### [TASK DETAILS]
Provide only the number of lines in the data below that contain the word "contact".

--- begin DATA RECORDS ---

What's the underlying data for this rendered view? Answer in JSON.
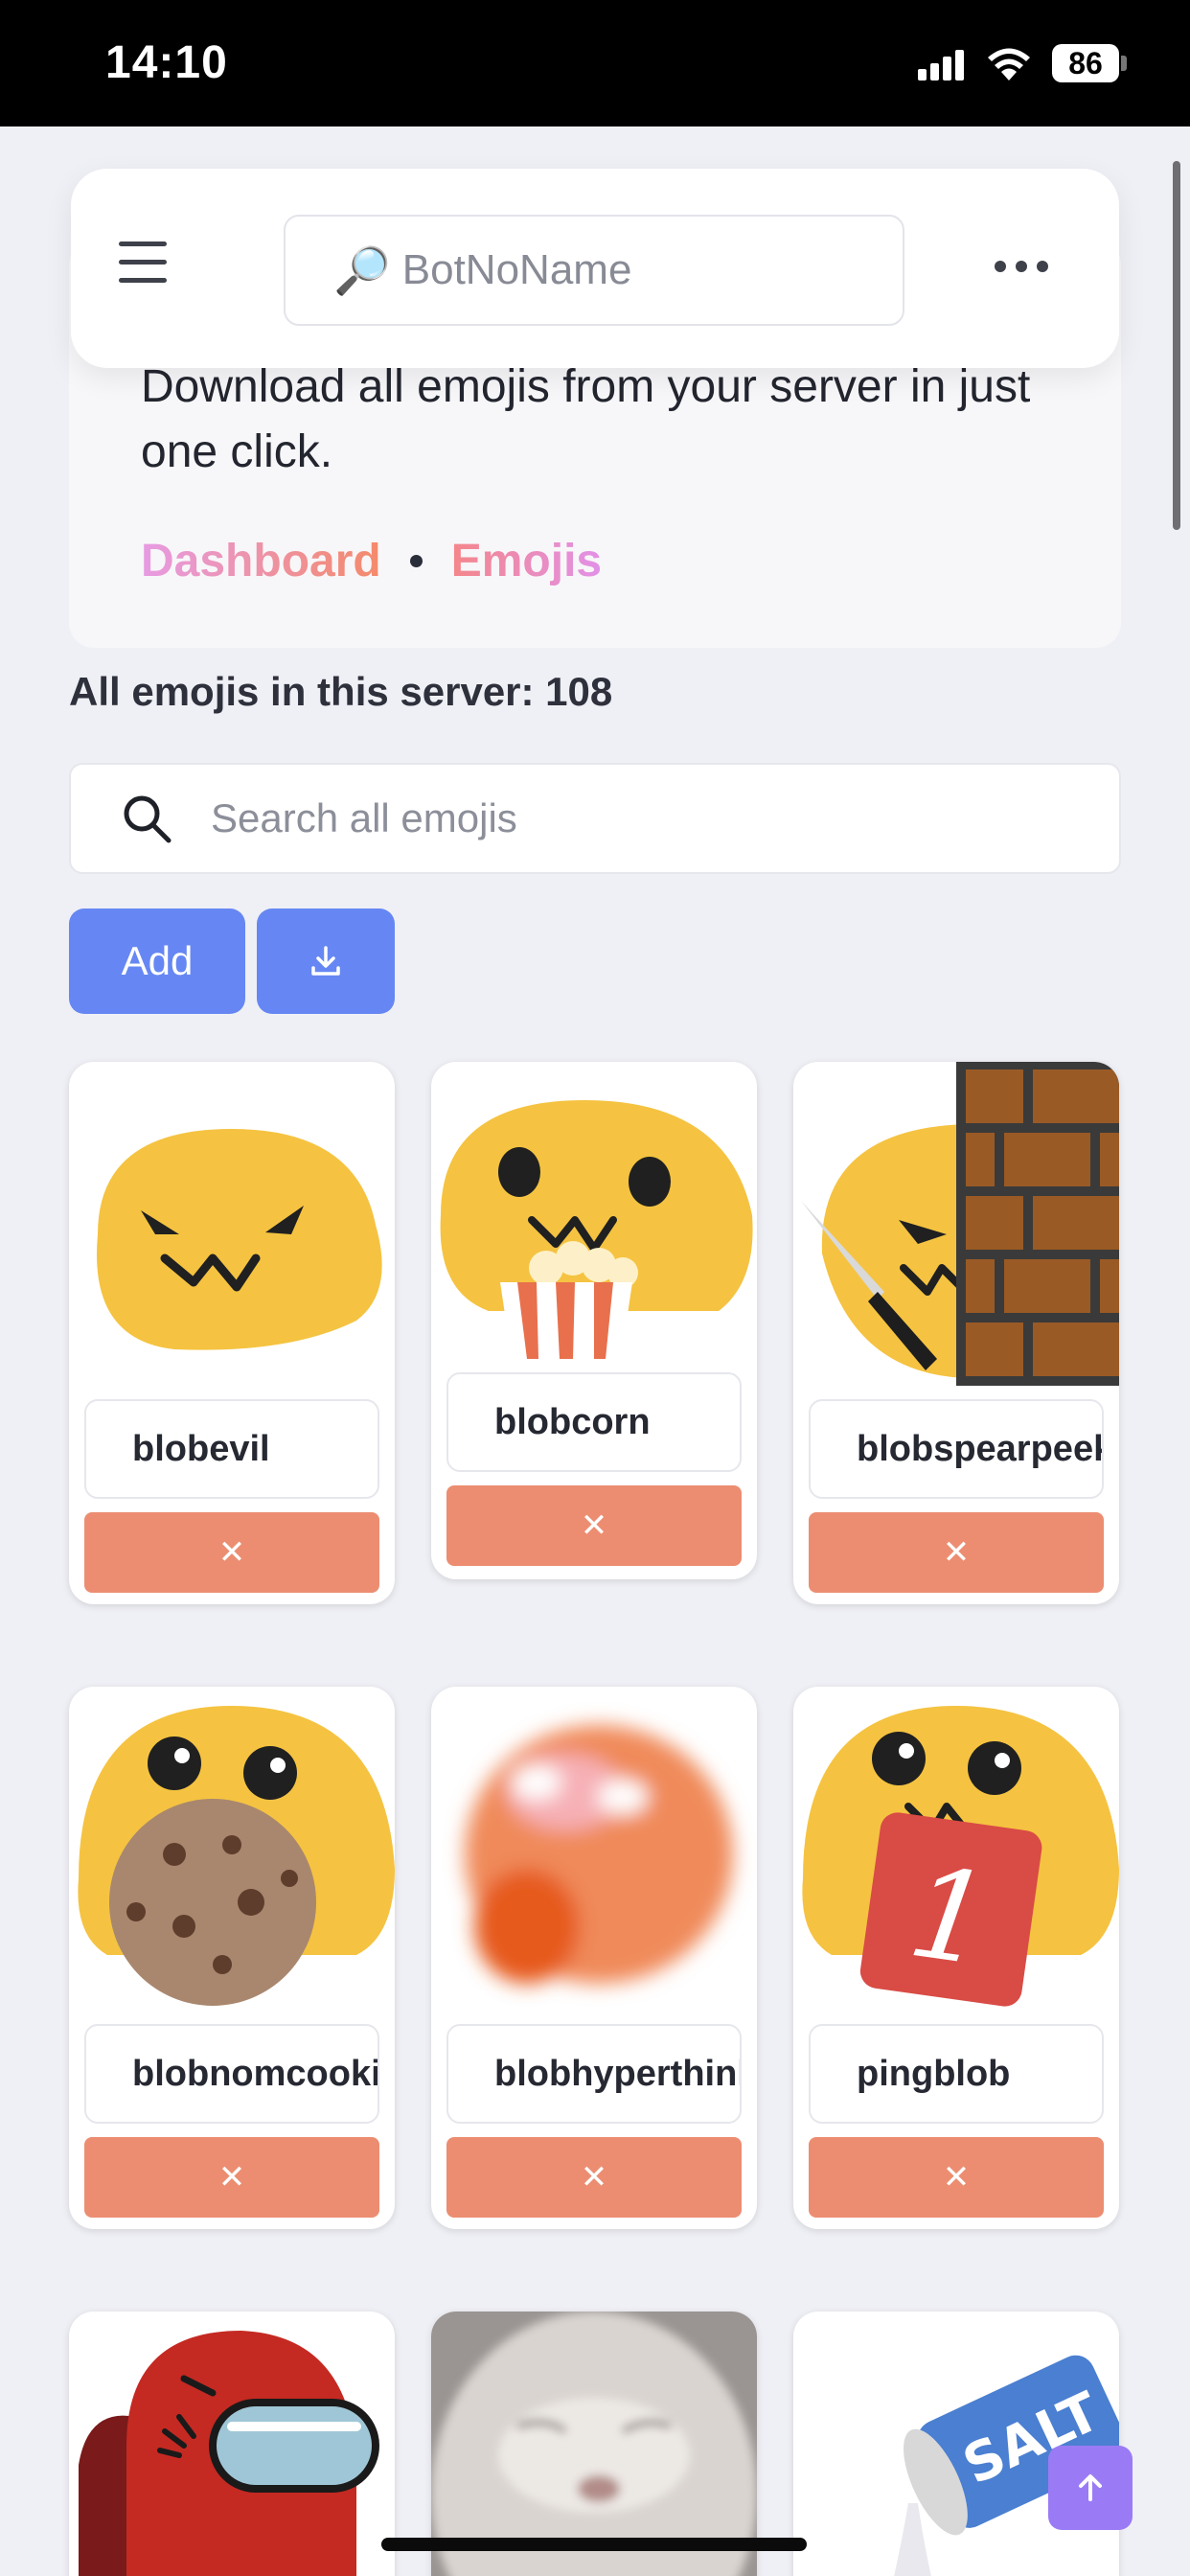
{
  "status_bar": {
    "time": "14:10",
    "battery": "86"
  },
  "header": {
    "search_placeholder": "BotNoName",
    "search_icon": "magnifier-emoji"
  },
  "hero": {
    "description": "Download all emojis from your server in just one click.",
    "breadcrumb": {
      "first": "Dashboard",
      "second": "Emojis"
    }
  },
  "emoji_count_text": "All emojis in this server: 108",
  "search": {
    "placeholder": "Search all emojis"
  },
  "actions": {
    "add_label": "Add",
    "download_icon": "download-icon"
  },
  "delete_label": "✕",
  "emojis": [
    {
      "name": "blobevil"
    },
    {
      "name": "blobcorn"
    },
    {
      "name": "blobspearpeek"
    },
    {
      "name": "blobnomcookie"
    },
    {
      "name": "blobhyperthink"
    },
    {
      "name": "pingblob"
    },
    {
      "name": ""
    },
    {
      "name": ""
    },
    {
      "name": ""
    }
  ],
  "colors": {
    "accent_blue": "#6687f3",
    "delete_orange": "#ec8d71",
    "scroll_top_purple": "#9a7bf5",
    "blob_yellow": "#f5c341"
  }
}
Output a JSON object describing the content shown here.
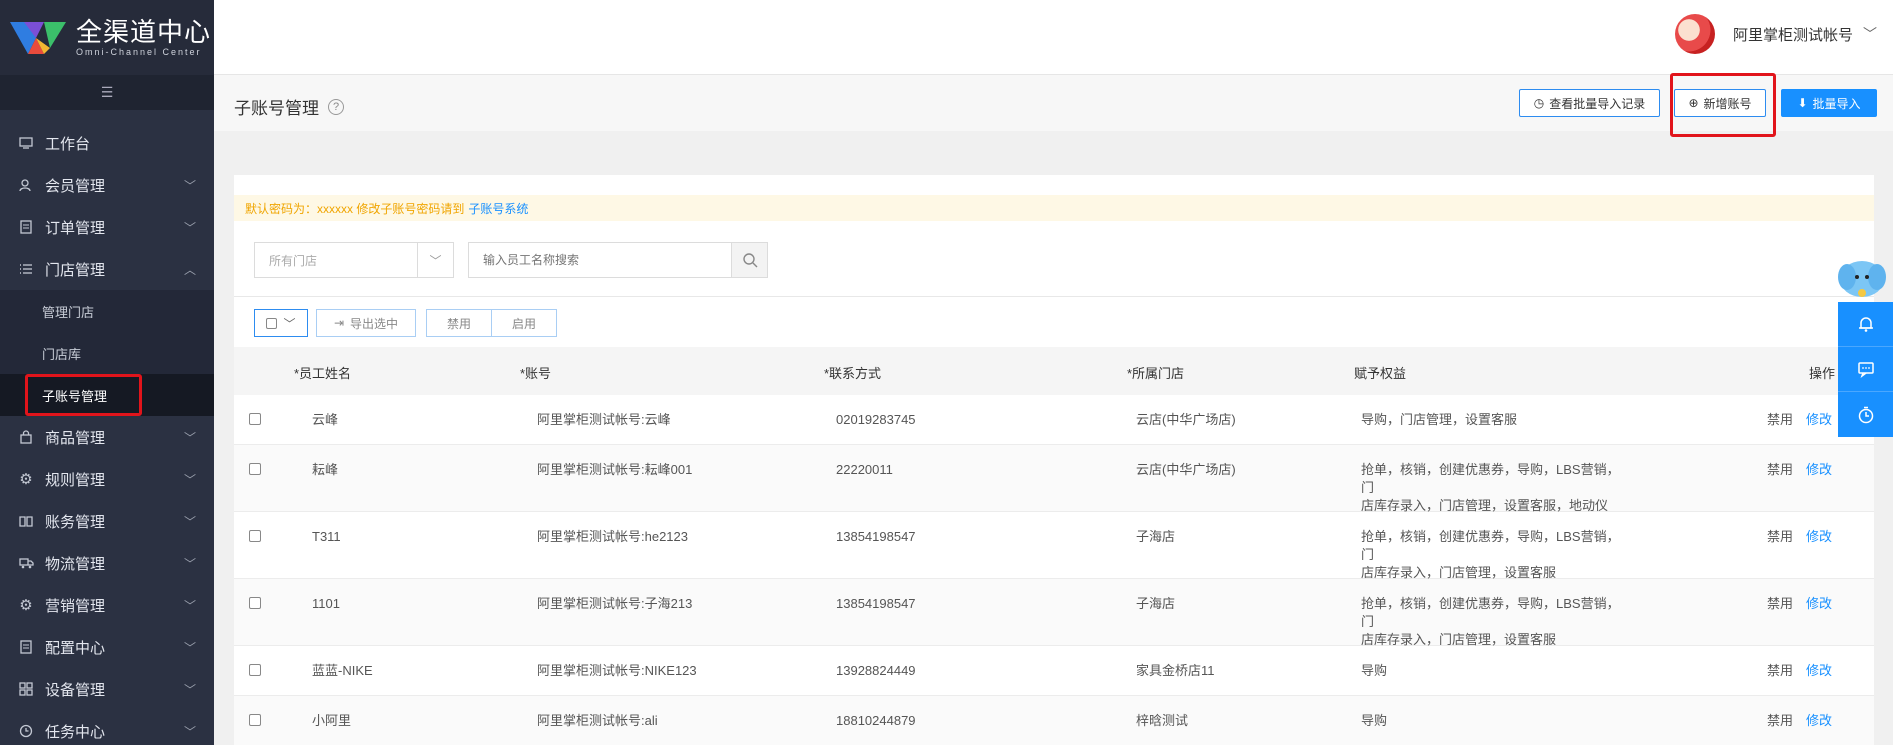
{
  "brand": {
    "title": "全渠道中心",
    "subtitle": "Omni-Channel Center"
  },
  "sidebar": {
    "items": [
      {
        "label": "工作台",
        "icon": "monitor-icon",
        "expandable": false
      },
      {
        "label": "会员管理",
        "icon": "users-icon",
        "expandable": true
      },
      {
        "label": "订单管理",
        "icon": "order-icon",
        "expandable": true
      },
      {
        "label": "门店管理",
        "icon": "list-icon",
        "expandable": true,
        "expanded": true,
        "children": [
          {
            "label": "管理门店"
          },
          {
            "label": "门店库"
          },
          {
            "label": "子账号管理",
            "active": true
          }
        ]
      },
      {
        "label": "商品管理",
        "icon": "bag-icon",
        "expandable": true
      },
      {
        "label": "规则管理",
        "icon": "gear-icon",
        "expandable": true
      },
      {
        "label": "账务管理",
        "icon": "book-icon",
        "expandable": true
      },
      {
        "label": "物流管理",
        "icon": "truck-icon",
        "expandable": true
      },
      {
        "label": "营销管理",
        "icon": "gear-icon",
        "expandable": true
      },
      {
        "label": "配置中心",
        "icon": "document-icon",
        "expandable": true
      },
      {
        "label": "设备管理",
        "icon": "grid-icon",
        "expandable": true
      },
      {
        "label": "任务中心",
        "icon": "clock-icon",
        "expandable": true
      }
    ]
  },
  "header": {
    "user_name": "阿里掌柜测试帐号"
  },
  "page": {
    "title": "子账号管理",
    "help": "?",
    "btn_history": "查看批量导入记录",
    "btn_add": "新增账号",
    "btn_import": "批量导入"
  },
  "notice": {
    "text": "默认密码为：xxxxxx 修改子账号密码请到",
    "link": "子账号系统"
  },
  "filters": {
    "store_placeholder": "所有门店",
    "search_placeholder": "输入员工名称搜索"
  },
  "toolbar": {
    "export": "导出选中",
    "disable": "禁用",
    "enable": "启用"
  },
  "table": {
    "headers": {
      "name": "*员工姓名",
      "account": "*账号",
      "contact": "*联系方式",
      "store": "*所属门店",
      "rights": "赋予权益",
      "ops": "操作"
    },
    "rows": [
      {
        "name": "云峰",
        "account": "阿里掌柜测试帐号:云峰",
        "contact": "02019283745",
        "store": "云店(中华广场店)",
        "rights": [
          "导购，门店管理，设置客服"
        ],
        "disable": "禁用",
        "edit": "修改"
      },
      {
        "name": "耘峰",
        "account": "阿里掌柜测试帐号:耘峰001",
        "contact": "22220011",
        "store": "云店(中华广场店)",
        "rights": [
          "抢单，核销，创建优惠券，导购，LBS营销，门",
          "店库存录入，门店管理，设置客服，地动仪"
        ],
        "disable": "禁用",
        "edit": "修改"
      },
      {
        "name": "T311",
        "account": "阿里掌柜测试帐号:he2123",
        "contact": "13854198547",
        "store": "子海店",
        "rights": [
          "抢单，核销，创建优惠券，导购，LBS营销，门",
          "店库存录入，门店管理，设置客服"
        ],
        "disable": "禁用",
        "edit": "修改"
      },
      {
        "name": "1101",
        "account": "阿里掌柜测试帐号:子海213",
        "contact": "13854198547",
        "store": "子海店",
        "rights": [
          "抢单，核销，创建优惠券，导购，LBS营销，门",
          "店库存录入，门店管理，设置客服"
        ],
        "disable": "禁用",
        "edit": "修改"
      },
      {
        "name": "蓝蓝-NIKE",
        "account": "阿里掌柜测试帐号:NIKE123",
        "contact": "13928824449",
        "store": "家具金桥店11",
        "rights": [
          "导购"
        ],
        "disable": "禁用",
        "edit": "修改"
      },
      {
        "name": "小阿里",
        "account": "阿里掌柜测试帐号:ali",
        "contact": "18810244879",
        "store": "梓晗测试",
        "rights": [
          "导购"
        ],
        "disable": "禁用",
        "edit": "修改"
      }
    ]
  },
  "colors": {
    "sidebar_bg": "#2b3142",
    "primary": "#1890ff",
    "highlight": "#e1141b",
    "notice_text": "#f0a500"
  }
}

--- end DATA RECORDS ---

### [PROBLEM SOLUTION]
7